◆ **EXERCISE OBJECTIVE**
Only lines holding the string "this" are wanted; copy each one from the material.

◆ **EXCERPTED RECORDS**
******************************

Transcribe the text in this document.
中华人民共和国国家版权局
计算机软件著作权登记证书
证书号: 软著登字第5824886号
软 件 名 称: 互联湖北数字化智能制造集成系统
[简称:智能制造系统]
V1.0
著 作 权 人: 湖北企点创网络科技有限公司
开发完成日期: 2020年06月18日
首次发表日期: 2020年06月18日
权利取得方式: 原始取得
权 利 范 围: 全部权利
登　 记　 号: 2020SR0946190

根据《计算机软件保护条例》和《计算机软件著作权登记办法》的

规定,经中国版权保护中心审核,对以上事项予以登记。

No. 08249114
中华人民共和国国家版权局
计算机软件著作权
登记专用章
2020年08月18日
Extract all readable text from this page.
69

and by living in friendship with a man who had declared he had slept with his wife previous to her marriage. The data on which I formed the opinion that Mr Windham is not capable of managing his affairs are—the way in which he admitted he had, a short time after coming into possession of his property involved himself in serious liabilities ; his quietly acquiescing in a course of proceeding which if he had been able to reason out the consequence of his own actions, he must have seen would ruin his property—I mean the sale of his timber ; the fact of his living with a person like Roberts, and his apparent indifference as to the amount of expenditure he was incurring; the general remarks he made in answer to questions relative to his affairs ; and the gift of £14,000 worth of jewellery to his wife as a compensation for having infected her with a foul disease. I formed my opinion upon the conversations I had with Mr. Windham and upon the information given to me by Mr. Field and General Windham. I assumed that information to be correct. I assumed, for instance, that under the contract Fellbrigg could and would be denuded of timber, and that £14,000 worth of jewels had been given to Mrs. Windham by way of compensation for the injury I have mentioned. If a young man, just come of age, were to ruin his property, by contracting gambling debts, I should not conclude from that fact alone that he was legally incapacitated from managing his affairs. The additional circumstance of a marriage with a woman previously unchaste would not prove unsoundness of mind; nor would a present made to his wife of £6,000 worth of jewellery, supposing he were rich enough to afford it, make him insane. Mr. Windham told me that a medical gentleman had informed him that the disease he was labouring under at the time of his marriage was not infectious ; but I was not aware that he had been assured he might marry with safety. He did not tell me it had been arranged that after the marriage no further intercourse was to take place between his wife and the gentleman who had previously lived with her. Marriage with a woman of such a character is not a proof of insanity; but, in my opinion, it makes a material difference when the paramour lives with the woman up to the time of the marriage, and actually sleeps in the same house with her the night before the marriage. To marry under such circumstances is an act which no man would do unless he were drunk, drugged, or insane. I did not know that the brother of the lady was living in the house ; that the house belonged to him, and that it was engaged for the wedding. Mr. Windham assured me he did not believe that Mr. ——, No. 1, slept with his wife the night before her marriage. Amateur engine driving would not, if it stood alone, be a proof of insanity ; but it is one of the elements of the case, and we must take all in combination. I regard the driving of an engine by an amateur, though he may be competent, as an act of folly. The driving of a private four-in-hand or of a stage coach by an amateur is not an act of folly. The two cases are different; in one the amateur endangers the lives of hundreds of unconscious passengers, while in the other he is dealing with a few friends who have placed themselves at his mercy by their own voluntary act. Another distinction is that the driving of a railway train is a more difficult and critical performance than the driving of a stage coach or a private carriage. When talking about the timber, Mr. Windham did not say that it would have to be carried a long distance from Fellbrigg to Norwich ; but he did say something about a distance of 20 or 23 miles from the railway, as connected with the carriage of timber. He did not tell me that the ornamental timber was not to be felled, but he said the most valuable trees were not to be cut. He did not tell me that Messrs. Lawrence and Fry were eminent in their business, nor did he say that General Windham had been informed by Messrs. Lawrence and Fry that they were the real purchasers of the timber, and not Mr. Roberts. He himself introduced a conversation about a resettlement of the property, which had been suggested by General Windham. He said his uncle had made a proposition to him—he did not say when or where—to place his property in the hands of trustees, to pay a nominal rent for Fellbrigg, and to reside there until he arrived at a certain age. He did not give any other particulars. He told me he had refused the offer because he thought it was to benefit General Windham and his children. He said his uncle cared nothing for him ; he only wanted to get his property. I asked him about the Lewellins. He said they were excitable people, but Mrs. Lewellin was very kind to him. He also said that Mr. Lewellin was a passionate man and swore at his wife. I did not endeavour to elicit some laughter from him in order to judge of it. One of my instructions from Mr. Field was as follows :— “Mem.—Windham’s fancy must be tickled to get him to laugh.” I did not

******************************

◆ **CORRECT OUTPUT**
Transcribe the text in this document.
Extract all readable text from this page.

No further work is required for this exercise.